**Dataset extract**
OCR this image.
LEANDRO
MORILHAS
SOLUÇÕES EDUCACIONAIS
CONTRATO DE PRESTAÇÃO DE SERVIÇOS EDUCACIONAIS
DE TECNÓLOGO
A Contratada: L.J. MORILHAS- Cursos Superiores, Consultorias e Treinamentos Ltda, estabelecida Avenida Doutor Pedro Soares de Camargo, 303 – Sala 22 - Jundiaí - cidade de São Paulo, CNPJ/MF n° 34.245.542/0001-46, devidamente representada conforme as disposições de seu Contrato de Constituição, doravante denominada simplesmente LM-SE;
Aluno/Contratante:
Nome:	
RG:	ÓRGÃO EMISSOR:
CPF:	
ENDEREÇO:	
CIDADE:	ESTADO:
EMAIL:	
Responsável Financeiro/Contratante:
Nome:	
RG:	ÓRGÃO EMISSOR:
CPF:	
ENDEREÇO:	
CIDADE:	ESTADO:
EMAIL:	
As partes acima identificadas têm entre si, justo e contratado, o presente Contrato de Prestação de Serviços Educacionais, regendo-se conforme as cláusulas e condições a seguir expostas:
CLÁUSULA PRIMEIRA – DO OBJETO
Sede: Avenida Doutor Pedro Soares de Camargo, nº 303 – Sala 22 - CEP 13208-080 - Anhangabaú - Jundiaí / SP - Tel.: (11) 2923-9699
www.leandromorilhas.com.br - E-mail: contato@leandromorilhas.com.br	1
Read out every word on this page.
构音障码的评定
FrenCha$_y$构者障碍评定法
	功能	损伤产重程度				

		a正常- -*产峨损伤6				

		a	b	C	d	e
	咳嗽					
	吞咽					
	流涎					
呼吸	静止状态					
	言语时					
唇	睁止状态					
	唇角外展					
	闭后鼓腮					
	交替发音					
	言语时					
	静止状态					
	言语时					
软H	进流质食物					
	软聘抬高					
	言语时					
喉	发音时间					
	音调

**Do this**
Every entry should be printed again exactly as written.

**Solved problem**
OCR this image.
LEANDRO
MORILHAS
SOLUÇÕES EDUCACIONAIS
CONTRATO DE PRESTAÇÃO DE SERVIÇOS EDUCACIONAIS
DE TECNÓLOGO
A Contratada: L.J. MORILHAS- Cursos Superiores, Consultorias e Treinamentos Ltda, estabelecida Avenida Doutor Pedro Soares de Camargo, 303 – Sala 22 - Jundiaí - cidade de São Paulo, CNPJ/MF n° 34.245.542/0001-46, devidamente representada conforme as disposições de seu Contrato de Constituição, doravante denominada simplesmente LM-SE;
Aluno/Contratante:
Nome:	
RG:	ÓRGÃO EMISSOR:
CPF:	
ENDEREÇO:	
CIDADE:	ESTADO:
EMAIL:	
Responsável Financeiro/Contratante:
Nome:	
RG:	ÓRGÃO EMISSOR:
CPF:	
ENDEREÇO:	
CIDADE:	ESTADO:
EMAIL:	
As partes acima identificadas têm entre si, justo e contratado, o presente Contrato de Prestação de Serviços Educacionais, regendo-se conforme as cláusulas e condições a seguir expostas:
CLÁUSULA PRIMEIRA – DO OBJETO
Sede: Avenida Doutor Pedro Soares de Camargo, nº 303 – Sala 22 - CEP 13208-080 - Anhangabaú - Jundiaí / SP - Tel.: (11) 2923-9699
www.leandromorilhas.com.br - E-mail: contato@leandromorilhas.com.br	1
Read out every word on this page.
构音障码的评定
FrenCha$_y$构者障碍评定法
	功能	损伤产重程度				

		a正常- -*产峨损伤6				

		a	b	C	d	e
	咳嗽					
	吞咽					
	流涎					
呼吸	静止状态					
	言语时					
唇	睁止状态					
	唇角外展					
	闭后鼓腮					
	交替发音					
	言语时					
	静止状态					
	言语时					
软H	进流质食物					
	软聘抬高					
	言语时					
喉	发音时间					
	音调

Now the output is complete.